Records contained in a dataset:
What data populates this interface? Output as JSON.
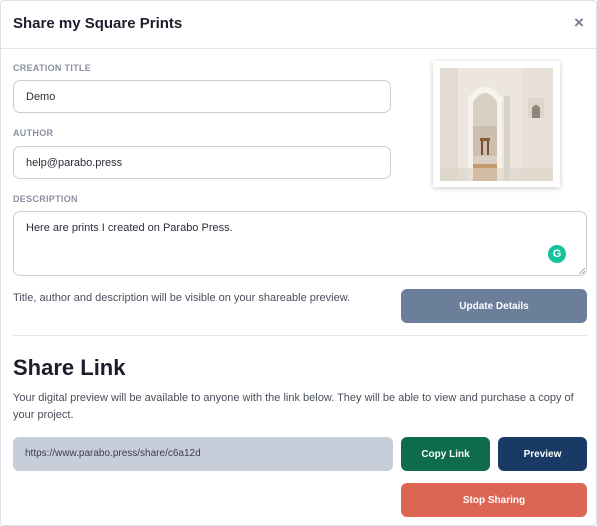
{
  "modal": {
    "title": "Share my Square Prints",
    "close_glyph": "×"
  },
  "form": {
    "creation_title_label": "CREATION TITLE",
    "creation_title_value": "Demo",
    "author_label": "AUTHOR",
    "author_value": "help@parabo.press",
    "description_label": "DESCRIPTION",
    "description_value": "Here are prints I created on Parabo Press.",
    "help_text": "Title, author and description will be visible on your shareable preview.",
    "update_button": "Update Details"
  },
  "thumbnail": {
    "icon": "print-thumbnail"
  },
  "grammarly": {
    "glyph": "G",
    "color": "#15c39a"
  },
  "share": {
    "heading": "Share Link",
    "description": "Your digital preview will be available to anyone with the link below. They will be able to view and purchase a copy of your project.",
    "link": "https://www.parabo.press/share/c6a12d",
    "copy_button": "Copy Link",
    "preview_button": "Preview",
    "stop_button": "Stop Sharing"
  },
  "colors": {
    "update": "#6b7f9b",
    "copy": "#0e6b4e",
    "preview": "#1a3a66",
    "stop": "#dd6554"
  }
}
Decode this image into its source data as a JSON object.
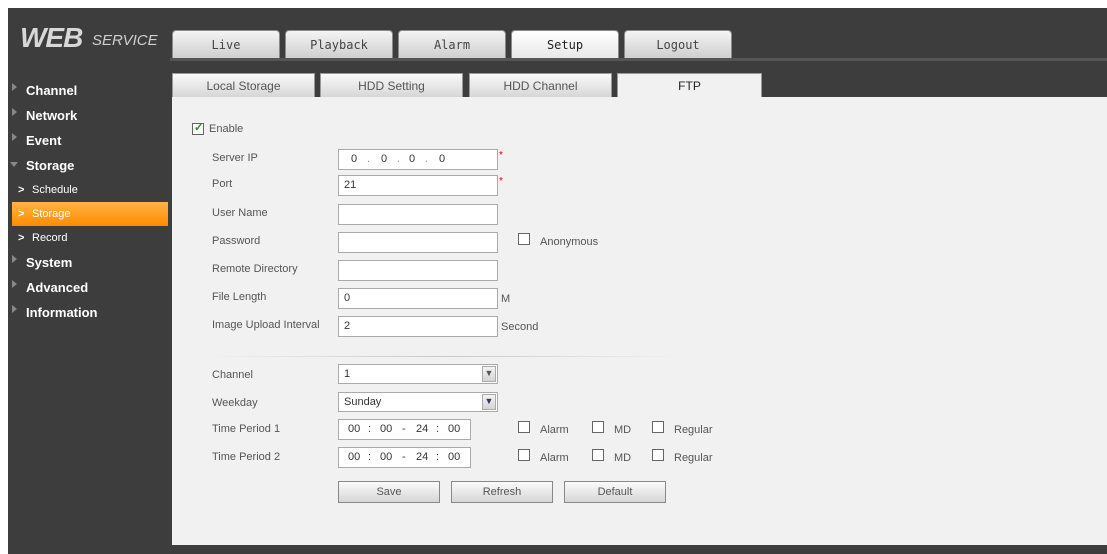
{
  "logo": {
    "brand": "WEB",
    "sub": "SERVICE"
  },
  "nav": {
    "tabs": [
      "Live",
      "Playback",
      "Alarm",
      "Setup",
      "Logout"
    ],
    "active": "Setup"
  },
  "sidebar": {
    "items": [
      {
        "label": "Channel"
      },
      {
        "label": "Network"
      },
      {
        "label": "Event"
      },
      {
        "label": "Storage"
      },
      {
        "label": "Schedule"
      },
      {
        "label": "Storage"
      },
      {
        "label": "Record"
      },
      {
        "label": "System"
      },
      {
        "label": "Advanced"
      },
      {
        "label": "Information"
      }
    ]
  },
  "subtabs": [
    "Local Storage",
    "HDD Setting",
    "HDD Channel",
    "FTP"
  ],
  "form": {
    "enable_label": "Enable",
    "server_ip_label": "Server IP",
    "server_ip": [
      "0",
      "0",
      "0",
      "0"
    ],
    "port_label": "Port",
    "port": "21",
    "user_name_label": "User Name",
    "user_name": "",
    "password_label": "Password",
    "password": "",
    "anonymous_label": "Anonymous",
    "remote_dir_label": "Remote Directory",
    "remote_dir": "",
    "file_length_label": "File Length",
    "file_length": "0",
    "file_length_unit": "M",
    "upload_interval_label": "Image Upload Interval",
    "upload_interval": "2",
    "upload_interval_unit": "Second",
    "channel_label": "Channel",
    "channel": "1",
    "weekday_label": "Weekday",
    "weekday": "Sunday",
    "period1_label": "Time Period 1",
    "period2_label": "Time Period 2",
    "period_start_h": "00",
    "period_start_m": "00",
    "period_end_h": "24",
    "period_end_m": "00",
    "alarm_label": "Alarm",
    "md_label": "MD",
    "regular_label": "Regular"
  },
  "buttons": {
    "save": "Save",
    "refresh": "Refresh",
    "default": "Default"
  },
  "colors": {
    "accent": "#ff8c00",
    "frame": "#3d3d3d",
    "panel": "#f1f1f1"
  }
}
* * *
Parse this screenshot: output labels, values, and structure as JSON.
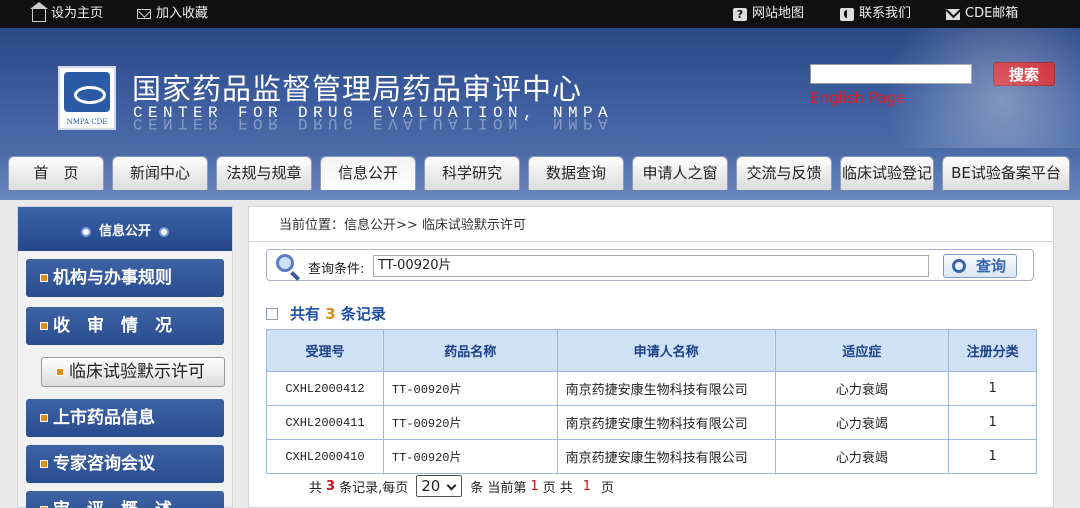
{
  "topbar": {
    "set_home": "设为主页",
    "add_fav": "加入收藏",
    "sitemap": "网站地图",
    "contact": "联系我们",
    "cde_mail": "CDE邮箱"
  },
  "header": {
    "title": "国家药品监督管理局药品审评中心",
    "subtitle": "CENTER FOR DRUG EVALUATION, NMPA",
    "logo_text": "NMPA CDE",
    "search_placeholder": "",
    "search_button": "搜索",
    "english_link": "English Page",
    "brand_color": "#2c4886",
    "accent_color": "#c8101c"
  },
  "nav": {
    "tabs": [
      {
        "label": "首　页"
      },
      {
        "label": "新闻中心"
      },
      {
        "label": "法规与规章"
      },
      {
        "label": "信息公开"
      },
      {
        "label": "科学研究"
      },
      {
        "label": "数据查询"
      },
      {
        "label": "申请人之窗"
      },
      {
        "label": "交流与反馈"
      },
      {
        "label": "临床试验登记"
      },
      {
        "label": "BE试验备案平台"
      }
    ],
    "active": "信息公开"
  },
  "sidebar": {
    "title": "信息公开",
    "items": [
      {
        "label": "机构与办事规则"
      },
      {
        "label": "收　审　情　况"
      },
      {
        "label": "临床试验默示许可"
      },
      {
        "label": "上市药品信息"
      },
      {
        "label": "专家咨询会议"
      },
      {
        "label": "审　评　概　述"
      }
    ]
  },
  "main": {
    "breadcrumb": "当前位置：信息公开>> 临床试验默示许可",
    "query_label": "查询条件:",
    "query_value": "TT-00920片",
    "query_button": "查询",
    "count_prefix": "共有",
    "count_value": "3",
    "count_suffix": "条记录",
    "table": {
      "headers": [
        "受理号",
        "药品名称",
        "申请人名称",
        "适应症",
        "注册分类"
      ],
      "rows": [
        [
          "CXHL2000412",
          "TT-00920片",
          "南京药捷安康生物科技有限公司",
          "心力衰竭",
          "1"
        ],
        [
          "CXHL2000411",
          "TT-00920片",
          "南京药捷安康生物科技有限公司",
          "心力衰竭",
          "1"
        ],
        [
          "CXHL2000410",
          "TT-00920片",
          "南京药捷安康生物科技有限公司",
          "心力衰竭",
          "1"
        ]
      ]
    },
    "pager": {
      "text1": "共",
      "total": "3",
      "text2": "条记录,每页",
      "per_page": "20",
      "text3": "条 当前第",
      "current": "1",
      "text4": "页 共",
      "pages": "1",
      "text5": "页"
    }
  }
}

Given instruction:
Go through the entries above and pull out each line with "Time" in it.

Written reply:
    "period1_label": "Time Period 1",
    "period2_label": "Time Period 2",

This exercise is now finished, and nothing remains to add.